**Records from a dataset**:
---*---
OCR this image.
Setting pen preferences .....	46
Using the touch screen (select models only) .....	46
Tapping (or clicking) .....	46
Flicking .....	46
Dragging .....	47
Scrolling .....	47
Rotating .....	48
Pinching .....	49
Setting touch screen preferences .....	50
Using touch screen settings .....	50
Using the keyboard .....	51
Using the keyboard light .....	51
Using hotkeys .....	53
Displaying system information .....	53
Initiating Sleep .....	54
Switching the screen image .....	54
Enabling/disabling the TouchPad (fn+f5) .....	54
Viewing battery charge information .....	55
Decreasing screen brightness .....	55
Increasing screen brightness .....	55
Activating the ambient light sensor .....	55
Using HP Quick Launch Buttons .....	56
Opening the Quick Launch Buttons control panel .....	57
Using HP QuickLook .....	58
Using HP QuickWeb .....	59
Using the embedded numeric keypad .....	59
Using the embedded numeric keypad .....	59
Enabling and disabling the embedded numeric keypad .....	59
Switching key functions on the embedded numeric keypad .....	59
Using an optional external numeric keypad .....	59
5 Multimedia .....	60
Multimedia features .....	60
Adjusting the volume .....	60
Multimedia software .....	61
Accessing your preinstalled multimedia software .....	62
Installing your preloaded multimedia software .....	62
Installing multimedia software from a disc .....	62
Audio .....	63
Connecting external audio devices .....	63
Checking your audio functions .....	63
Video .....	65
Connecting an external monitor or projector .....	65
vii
---*---
**WHAT NEEDS TO BE DONE**: Your task is to output all of the data above word for word.

**ANSWER**:
OCR this image.
Setting pen preferences .....	46
Using the touch screen (select models only) .....	46
Tapping (or clicking) .....	46
Flicking .....	46
Dragging .....	47
Scrolling .....	47
Rotating .....	48
Pinching .....	49
Setting touch screen preferences .....	50
Using touch screen settings .....	50
Using the keyboard .....	51
Using the keyboard light .....	51
Using hotkeys .....	53
Displaying system information .....	53
Initiating Sleep .....	54
Switching the screen image .....	54
Enabling/disabling the TouchPad (fn+f5) .....	54
Viewing battery charge information .....	55
Decreasing screen brightness .....	55
Increasing screen brightness .....	55
Activating the ambient light sensor .....	55
Using HP Quick Launch Buttons .....	56
Opening the Quick Launch Buttons control panel .....	57
Using HP QuickLook .....	58
Using HP QuickWeb .....	59
Using the embedded numeric keypad .....	59
Using the embedded numeric keypad .....	59
Enabling and disabling the embedded numeric keypad .....	59
Switching key functions on the embedded numeric keypad .....	59
Using an optional external numeric keypad .....	59
5 Multimedia .....	60
Multimedia features .....	60
Adjusting the volume .....	60
Multimedia software .....	61
Accessing your preinstalled multimedia software .....	62
Installing your preloaded multimedia software .....	62
Installing multimedia software from a disc .....	62
Audio .....	63
Connecting external audio devices .....	63
Checking your audio functions .....	63
Video .....	65
Connecting an external monitor or projector .....	65
vii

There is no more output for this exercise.